* WHAT THE TASK REQUIRES
Copy the material word for word, starting with its first line and going on through the line that contains "- shuffle-label: Shuffle: [703, 447, 741, 461]", with both of those lines included.

********

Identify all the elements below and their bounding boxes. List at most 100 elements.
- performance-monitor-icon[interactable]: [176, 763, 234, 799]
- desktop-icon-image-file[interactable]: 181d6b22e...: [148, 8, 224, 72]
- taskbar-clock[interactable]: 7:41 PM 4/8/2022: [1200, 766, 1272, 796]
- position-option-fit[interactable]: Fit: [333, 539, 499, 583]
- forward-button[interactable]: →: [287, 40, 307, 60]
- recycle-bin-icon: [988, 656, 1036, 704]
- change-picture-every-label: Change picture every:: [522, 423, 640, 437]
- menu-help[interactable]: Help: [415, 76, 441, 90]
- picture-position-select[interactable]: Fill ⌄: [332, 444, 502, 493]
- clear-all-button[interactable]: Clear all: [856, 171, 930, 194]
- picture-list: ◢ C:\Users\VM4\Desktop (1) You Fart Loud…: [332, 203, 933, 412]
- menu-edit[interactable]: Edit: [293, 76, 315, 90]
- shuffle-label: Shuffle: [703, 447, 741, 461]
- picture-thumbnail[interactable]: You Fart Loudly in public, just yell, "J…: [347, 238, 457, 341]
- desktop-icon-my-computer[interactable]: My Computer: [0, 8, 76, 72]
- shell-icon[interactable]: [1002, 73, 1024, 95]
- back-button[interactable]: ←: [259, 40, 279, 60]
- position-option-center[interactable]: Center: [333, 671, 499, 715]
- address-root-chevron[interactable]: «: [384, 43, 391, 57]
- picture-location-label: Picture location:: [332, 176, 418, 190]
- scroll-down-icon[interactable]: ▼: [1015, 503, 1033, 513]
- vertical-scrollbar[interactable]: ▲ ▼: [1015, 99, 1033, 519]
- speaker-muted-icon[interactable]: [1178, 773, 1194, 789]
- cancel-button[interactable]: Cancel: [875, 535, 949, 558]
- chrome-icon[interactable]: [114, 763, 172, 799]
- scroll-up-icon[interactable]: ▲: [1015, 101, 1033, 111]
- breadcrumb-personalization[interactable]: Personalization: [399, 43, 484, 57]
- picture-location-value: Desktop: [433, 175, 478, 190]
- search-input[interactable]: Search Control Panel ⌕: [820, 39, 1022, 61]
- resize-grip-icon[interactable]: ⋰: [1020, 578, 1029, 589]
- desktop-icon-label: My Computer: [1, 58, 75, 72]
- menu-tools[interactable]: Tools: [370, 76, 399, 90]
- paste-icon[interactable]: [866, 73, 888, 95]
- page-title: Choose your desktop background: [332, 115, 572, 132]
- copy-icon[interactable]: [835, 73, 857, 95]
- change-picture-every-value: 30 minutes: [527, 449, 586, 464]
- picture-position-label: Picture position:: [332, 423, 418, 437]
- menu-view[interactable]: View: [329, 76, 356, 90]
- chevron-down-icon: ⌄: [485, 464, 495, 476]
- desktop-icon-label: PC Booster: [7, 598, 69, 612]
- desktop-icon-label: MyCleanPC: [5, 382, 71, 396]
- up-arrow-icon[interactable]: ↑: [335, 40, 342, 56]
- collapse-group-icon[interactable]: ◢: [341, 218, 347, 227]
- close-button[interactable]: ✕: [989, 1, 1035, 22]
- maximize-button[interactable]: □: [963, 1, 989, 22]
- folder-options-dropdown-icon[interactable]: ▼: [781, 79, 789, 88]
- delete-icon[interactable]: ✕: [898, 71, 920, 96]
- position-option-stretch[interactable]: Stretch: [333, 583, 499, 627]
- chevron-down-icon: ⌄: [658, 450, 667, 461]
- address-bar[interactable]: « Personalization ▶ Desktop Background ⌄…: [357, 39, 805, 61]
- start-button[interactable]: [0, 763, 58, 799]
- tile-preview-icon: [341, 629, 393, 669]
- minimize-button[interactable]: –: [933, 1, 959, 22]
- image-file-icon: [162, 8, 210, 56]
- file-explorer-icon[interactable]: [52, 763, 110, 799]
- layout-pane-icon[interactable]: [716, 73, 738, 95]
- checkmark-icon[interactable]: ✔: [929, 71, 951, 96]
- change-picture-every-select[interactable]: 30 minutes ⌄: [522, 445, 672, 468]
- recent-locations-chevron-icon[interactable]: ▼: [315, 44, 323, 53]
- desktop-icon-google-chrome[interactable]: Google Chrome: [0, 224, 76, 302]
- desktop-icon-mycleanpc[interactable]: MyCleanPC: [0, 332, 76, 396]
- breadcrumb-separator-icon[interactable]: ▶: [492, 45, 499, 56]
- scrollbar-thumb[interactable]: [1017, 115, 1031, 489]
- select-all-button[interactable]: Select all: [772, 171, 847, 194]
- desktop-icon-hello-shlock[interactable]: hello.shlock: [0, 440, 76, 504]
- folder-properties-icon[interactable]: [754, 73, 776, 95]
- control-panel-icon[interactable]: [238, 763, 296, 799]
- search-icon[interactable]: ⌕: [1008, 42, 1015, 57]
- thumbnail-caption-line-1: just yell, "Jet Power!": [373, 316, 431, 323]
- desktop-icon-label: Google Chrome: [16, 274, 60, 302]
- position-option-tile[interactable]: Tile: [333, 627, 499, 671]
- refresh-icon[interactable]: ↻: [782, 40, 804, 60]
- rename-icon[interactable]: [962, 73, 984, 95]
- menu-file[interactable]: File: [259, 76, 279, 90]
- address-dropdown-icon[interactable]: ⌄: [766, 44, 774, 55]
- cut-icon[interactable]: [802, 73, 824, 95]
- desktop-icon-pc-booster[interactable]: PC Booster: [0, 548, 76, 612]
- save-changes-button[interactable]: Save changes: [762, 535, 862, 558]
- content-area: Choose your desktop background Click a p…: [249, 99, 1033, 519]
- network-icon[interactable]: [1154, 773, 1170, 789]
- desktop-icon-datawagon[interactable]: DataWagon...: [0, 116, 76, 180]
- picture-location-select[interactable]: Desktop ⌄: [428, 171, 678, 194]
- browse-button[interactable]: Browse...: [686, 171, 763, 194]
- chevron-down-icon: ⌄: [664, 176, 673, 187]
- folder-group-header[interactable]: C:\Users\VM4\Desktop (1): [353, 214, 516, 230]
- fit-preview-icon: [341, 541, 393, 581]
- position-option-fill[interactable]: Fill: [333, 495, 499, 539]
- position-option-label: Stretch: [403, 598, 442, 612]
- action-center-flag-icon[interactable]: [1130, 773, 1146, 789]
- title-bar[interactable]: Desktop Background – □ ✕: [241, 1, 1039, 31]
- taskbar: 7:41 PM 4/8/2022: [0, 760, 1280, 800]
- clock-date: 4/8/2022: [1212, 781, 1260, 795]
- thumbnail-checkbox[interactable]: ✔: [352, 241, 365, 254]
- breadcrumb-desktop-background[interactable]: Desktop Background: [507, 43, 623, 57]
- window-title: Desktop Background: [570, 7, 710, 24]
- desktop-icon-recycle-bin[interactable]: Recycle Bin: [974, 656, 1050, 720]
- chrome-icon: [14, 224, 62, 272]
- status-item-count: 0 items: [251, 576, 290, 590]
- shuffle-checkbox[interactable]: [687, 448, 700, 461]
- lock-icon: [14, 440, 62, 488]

********

* TASK OUTPUT
Identify all the elements below and their bounding boxes. List at most 100 elements.
- performance-monitor-icon[interactable]: [176, 763, 234, 799]
- desktop-icon-image-file[interactable]: 181d6b22e...: [148, 8, 224, 72]
- taskbar-clock[interactable]: 7:41 PM 4/8/2022: [1200, 766, 1272, 796]
- position-option-fit[interactable]: Fit: [333, 539, 499, 583]
- forward-button[interactable]: →: [287, 40, 307, 60]
- recycle-bin-icon: [988, 656, 1036, 704]
- change-picture-every-label: Change picture every:: [522, 423, 640, 437]
- menu-help[interactable]: Help: [415, 76, 441, 90]
- picture-position-select[interactable]: Fill ⌄: [332, 444, 502, 493]
- clear-all-button[interactable]: Clear all: [856, 171, 930, 194]
- picture-list: ◢ C:\Users\VM4\Desktop (1) You Fart Loud…: [332, 203, 933, 412]
- menu-edit[interactable]: Edit: [293, 76, 315, 90]
- shuffle-label: Shuffle: [703, 447, 741, 461]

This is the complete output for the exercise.